**OBJECTIVE**: Copy these lines word for word, covering every item from start to finish.

(Element and region data)
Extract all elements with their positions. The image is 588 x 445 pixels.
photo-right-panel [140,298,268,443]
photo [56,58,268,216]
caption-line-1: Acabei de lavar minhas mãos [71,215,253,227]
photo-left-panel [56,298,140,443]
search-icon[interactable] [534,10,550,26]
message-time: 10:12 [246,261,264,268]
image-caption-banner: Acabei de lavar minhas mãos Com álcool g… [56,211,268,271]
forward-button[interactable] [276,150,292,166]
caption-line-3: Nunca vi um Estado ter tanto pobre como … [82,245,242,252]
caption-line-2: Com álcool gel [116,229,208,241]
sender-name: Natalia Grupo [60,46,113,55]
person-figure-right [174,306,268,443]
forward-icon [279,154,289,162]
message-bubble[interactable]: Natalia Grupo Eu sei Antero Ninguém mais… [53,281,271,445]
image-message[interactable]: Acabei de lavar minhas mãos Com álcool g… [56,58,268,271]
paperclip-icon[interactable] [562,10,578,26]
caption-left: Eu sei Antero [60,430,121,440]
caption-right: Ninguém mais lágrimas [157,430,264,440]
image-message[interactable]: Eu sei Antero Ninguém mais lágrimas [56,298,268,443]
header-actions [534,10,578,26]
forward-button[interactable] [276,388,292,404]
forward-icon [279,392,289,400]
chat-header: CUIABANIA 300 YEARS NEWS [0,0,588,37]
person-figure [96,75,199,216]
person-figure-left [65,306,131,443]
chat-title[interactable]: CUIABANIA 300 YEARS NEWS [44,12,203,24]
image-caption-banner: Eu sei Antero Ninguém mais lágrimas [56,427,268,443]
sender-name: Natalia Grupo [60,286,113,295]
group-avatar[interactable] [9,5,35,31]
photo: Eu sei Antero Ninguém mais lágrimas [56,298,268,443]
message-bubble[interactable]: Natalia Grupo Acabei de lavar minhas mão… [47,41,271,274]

**EXERCISE RESULT**:
Extract all elements with their positions. The image is 588 x 445 pixels.
photo-right-panel [140,298,268,443]
photo [56,58,268,216]
caption-line-1: Acabei de lavar minhas mãos [71,215,253,227]
photo-left-panel [56,298,140,443]
search-icon[interactable] [534,10,550,26]
message-time: 10:12 [246,261,264,268]
image-caption-banner: Acabei de lavar minhas mãos Com álcool g… [56,211,268,271]
forward-button[interactable] [276,150,292,166]
caption-line-3: Nunca vi um Estado ter tanto pobre como … [82,245,242,252]
caption-line-2: Com álcool gel [116,229,208,241]
sender-name: Natalia Grupo [60,46,113,55]
person-figure-right [174,306,268,443]
forward-icon [279,154,289,162]
message-bubble[interactable]: Natalia Grupo Eu sei Antero Ninguém mais… [53,281,271,445]
image-message[interactable]: Acabei de lavar minhas mãos Com álcool g… [56,58,268,271]
paperclip-icon[interactable] [562,10,578,26]
caption-left: Eu sei Antero [60,430,121,440]
caption-right: Ninguém mais lágrimas [157,430,264,440]
image-message[interactable]: Eu sei Antero Ninguém mais lágrimas [56,298,268,443]
header-actions [534,10,578,26]
forward-button[interactable] [276,388,292,404]
forward-icon [279,392,289,400]
chat-header: CUIABANIA 300 YEARS NEWS [0,0,588,37]
person-figure [96,75,199,216]
person-figure-left [65,306,131,443]
chat-title[interactable]: CUIABANIA 300 YEARS NEWS [44,12,203,24]
image-caption-banner: Eu sei Antero Ninguém mais lágrimas [56,427,268,443]
sender-name: Natalia Grupo [60,286,113,295]
group-avatar[interactable] [9,5,35,31]
photo: Eu sei Antero Ninguém mais lágrimas [56,298,268,443]
message-bubble[interactable]: Natalia Grupo Acabei de lavar minhas mão… [47,41,271,274]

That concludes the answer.